* Begin EXTRACTED INFORMATION *

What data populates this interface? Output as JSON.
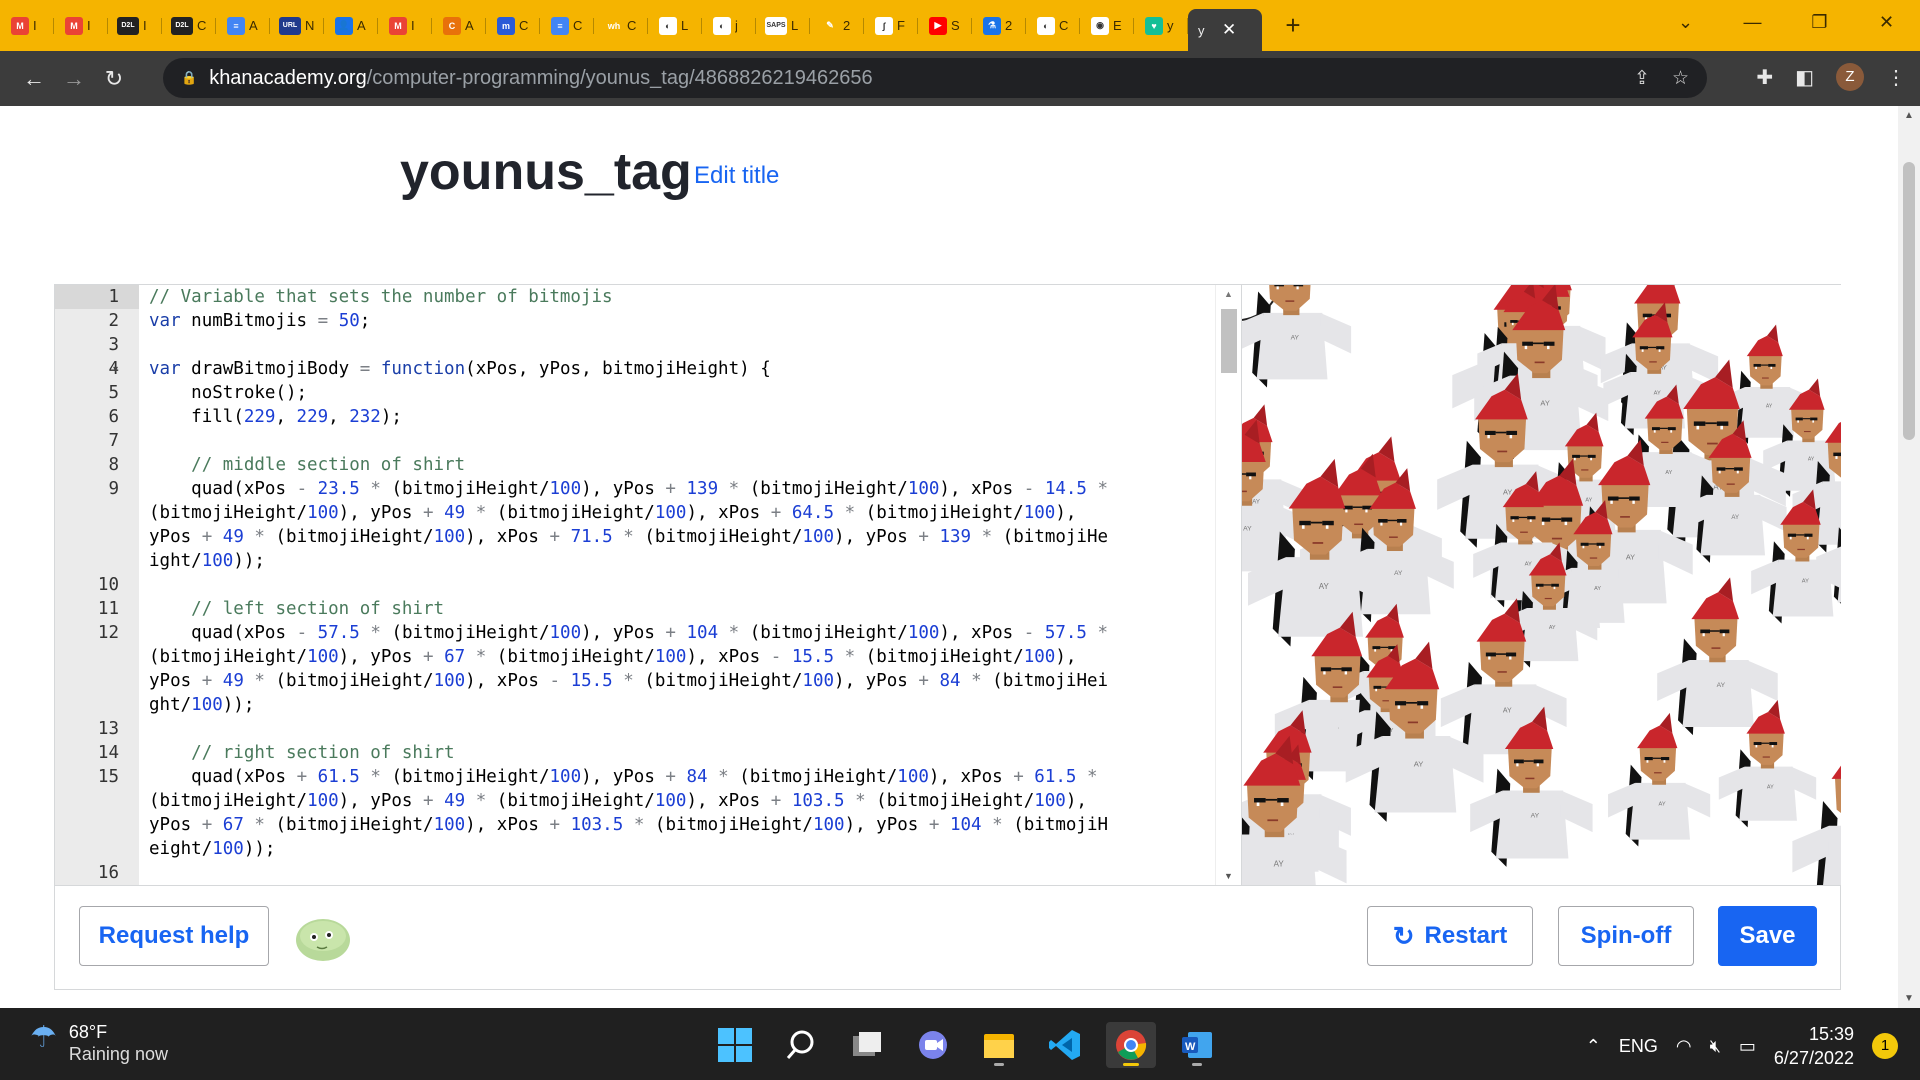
{
  "browser": {
    "tabs": [
      {
        "icon": "gmail-icon",
        "label": "I",
        "color": "#ea4335",
        "glyph": "M"
      },
      {
        "icon": "gmail-icon",
        "label": "I",
        "color": "#ea4335",
        "glyph": "M"
      },
      {
        "icon": "d2l-icon",
        "label": "I",
        "color": "#222222",
        "glyph": "D2L"
      },
      {
        "icon": "d2l-icon",
        "label": "C",
        "color": "#222222",
        "glyph": "D2L"
      },
      {
        "icon": "docs-icon",
        "label": "A",
        "color": "#4285f4",
        "glyph": "≡"
      },
      {
        "icon": "urlcs-icon",
        "label": "N",
        "color": "#203a8c",
        "glyph": "URL"
      },
      {
        "icon": "contacts-icon",
        "label": "A",
        "color": "#1a73e8",
        "glyph": "👤"
      },
      {
        "icon": "gmail-icon",
        "label": "I",
        "color": "#ea4335",
        "glyph": "M"
      },
      {
        "icon": "refresh-c-icon",
        "label": "A",
        "color": "#e8710a",
        "glyph": "C"
      },
      {
        "icon": "m-icon",
        "label": "C",
        "color": "#2a5bd7",
        "glyph": "m"
      },
      {
        "icon": "docs-icon",
        "label": "C",
        "color": "#4285f4",
        "glyph": "≡"
      },
      {
        "icon": "wh-icon",
        "label": "C",
        "color": "#f5b400",
        "glyph": "wh"
      },
      {
        "icon": "globe-icon",
        "label": "L",
        "color": "#ffffff",
        "glyph": "◐"
      },
      {
        "icon": "globe-icon",
        "label": "j",
        "color": "#ffffff",
        "glyph": "◐"
      },
      {
        "icon": "saps-icon",
        "label": "L",
        "color": "#ffffff",
        "glyph": "SAPS"
      },
      {
        "icon": "pen-icon",
        "label": "2",
        "color": "#f5b400",
        "glyph": "✎"
      },
      {
        "icon": "graph-icon",
        "label": "F",
        "color": "#ffffff",
        "glyph": "∫"
      },
      {
        "icon": "youtube-icon",
        "label": "S",
        "color": "#ff0000",
        "glyph": "▶"
      },
      {
        "icon": "flask-icon",
        "label": "2",
        "color": "#1a73e8",
        "glyph": "⚗"
      },
      {
        "icon": "globe-icon",
        "label": "C",
        "color": "#ffffff",
        "glyph": "◐"
      },
      {
        "icon": "github-icon",
        "label": "E",
        "color": "#ffffff",
        "glyph": "◉"
      },
      {
        "icon": "khan-icon",
        "label": "y",
        "color": "#14bf96",
        "glyph": "♥"
      }
    ],
    "active_tab": {
      "label": "y",
      "close": "✕"
    },
    "new_tab": "+",
    "window_buttons": [
      "⌄",
      "—",
      "❐",
      "✕"
    ],
    "url_host": "khanacademy.org",
    "url_path": "/computer-programming/younus_tag/4868826219462656",
    "profile_initial": "Z"
  },
  "page": {
    "title": "younus_tag",
    "edit_title": "Edit title"
  },
  "editor": {
    "line_numbers": [
      "1",
      "2",
      "3",
      "4",
      "5",
      "6",
      "7",
      "8",
      "9",
      "10",
      "11",
      "12",
      "13",
      "14",
      "15",
      "16"
    ],
    "code_lines": [
      "// Variable that sets the number of bitmojis",
      "var numBitmojis = 50;",
      "",
      "var drawBitmojiBody = function(xPos, yPos, bitmojiHeight) {",
      "    noStroke();",
      "    fill(229, 229, 232);",
      "",
      "    // middle section of shirt",
      "    quad(xPos - 23.5 * (bitmojiHeight/100), yPos + 139 * (bitmojiHeight/100), xPos - 14.5 *",
      "(bitmojiHeight/100), yPos + 49 * (bitmojiHeight/100), xPos + 64.5 * (bitmojiHeight/100),",
      "yPos + 49 * (bitmojiHeight/100), xPos + 71.5 * (bitmojiHeight/100), yPos + 139 * (bitmojiHe",
      "ight/100));",
      "",
      "    // left section of shirt",
      "    quad(xPos - 57.5 * (bitmojiHeight/100), yPos + 104 * (bitmojiHeight/100), xPos - 57.5 *",
      "(bitmojiHeight/100), yPos + 67 * (bitmojiHeight/100), xPos - 15.5 * (bitmojiHeight/100),",
      "yPos + 49 * (bitmojiHeight/100), xPos - 15.5 * (bitmojiHeight/100), yPos + 84 * (bitmojiHei",
      "ght/100));",
      "",
      "    // right section of shirt",
      "    quad(xPos + 61.5 * (bitmojiHeight/100), yPos + 84 * (bitmojiHeight/100), xPos + 61.5 *",
      "(bitmojiHeight/100), yPos + 49 * (bitmojiHeight/100), xPos + 103.5 * (bitmojiHeight/100),",
      "yPos + 67 * (bitmojiHeight/100), xPos + 103.5 * (bitmojiHeight/100), yPos + 104 * (bitmojiH",
      "eight/100));",
      ""
    ],
    "shirt_label": "AY"
  },
  "buttons": {
    "request_help": "Request help",
    "restart": "Restart",
    "spinoff": "Spin-off",
    "save": "Save"
  },
  "taskbar": {
    "temperature": "68°F",
    "weather": "Raining now",
    "language": "ENG",
    "time": "15:39",
    "date": "6/27/2022",
    "notification_count": "1"
  }
}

* End EXTRACTED INFORMATION *

**WHAT IS REQUIRED:** Show every line where the string "title" appears.

**FINISHED TASK:**
    "title": "younus_tag",
    "edit_title": "Edit title"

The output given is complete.